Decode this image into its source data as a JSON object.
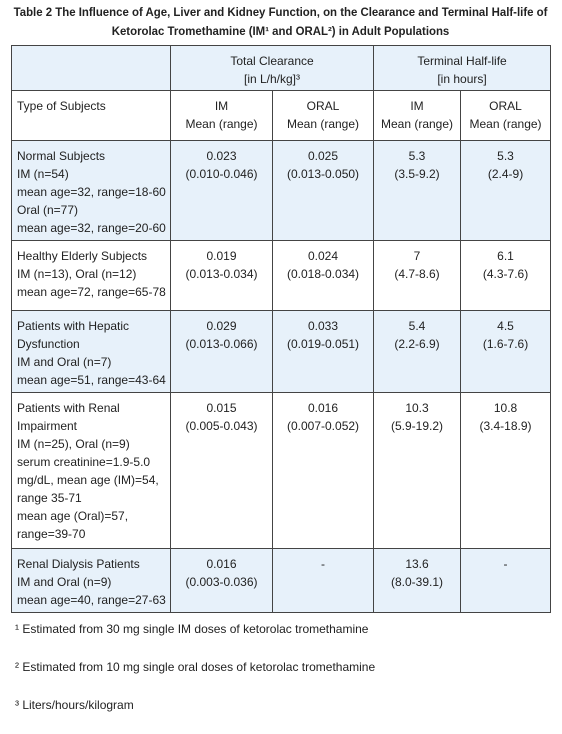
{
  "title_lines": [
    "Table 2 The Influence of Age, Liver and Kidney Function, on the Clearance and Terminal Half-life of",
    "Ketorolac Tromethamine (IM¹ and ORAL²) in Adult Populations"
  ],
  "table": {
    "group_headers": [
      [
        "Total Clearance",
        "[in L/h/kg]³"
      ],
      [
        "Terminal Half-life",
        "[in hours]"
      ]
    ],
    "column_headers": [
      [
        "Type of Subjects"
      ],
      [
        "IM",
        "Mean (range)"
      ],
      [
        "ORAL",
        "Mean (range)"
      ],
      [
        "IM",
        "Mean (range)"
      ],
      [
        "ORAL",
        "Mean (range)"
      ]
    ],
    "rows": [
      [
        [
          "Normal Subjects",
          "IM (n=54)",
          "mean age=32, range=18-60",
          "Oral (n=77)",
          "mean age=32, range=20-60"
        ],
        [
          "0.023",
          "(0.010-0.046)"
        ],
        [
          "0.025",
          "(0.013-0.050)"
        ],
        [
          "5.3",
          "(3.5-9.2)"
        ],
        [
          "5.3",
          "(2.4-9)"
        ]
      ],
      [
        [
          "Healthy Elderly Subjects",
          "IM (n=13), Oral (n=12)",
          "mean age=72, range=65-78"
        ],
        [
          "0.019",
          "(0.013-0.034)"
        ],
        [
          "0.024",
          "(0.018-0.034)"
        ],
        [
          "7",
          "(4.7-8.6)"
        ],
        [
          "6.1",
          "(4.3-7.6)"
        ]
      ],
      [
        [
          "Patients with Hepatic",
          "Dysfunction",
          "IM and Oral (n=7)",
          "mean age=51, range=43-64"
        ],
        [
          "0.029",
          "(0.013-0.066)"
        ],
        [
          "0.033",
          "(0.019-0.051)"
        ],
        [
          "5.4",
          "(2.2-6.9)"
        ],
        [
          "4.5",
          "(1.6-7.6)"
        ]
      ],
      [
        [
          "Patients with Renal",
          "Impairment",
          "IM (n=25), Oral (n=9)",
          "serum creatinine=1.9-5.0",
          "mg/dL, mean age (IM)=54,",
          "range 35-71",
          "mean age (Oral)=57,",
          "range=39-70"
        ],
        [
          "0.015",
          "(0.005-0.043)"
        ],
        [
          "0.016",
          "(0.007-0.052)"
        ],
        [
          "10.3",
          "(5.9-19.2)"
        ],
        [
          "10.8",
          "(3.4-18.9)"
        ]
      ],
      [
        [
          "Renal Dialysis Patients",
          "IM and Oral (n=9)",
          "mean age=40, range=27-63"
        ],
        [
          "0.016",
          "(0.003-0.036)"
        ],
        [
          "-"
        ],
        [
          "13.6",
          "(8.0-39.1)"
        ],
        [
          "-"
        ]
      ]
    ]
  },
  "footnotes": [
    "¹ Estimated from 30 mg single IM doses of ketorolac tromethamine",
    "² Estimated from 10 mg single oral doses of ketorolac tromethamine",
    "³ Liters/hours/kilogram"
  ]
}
────
--- TASK TO CARRY OUT ---
Copy out each line of the data exactly as it reads; skip the pictures.

--- RESULT ---
Decode this image into its source data as a JSON object.
{
  "title_lines": [
    "Table 2 The Influence of Age, Liver and Kidney Function, on the Clearance and Terminal Half-life of",
    "Ketorolac Tromethamine (IM¹ and ORAL²) in Adult Populations"
  ],
  "table": {
    "group_headers": [
      [
        "Total Clearance",
        "[in L/h/kg]³"
      ],
      [
        "Terminal Half-life",
        "[in hours]"
      ]
    ],
    "column_headers": [
      [
        "Type of Subjects"
      ],
      [
        "IM",
        "Mean (range)"
      ],
      [
        "ORAL",
        "Mean (range)"
      ],
      [
        "IM",
        "Mean (range)"
      ],
      [
        "ORAL",
        "Mean (range)"
      ]
    ],
    "rows": [
      [
        [
          "Normal Subjects",
          "IM (n=54)",
          "mean age=32, range=18-60",
          "Oral (n=77)",
          "mean age=32, range=20-60"
        ],
        [
          "0.023",
          "(0.010-0.046)"
        ],
        [
          "0.025",
          "(0.013-0.050)"
        ],
        [
          "5.3",
          "(3.5-9.2)"
        ],
        [
          "5.3",
          "(2.4-9)"
        ]
      ],
      [
        [
          "Healthy Elderly Subjects",
          "IM (n=13), Oral (n=12)",
          "mean age=72, range=65-78"
        ],
        [
          "0.019",
          "(0.013-0.034)"
        ],
        [
          "0.024",
          "(0.018-0.034)"
        ],
        [
          "7",
          "(4.7-8.6)"
        ],
        [
          "6.1",
          "(4.3-7.6)"
        ]
      ],
      [
        [
          "Patients with Hepatic",
          "Dysfunction",
          "IM and Oral (n=7)",
          "mean age=51, range=43-64"
        ],
        [
          "0.029",
          "(0.013-0.066)"
        ],
        [
          "0.033",
          "(0.019-0.051)"
        ],
        [
          "5.4",
          "(2.2-6.9)"
        ],
        [
          "4.5",
          "(1.6-7.6)"
        ]
      ],
      [
        [
          "Patients with Renal",
          "Impairment",
          "IM (n=25), Oral (n=9)",
          "serum creatinine=1.9-5.0",
          "mg/dL, mean age (IM)=54,",
          "range 35-71",
          "mean age (Oral)=57,",
          "range=39-70"
        ],
        [
          "0.015",
          "(0.005-0.043)"
        ],
        [
          "0.016",
          "(0.007-0.052)"
        ],
        [
          "10.3",
          "(5.9-19.2)"
        ],
        [
          "10.8",
          "(3.4-18.9)"
        ]
      ],
      [
        [
          "Renal Dialysis Patients",
          "IM and Oral (n=9)",
          "mean age=40, range=27-63"
        ],
        [
          "0.016",
          "(0.003-0.036)"
        ],
        [
          "-"
        ],
        [
          "13.6",
          "(8.0-39.1)"
        ],
        [
          "-"
        ]
      ]
    ]
  },
  "footnotes": [
    "¹ Estimated from 30 mg single IM doses of ketorolac tromethamine",
    "² Estimated from 10 mg single oral doses of ketorolac tromethamine",
    "³ Liters/hours/kilogram"
  ]
}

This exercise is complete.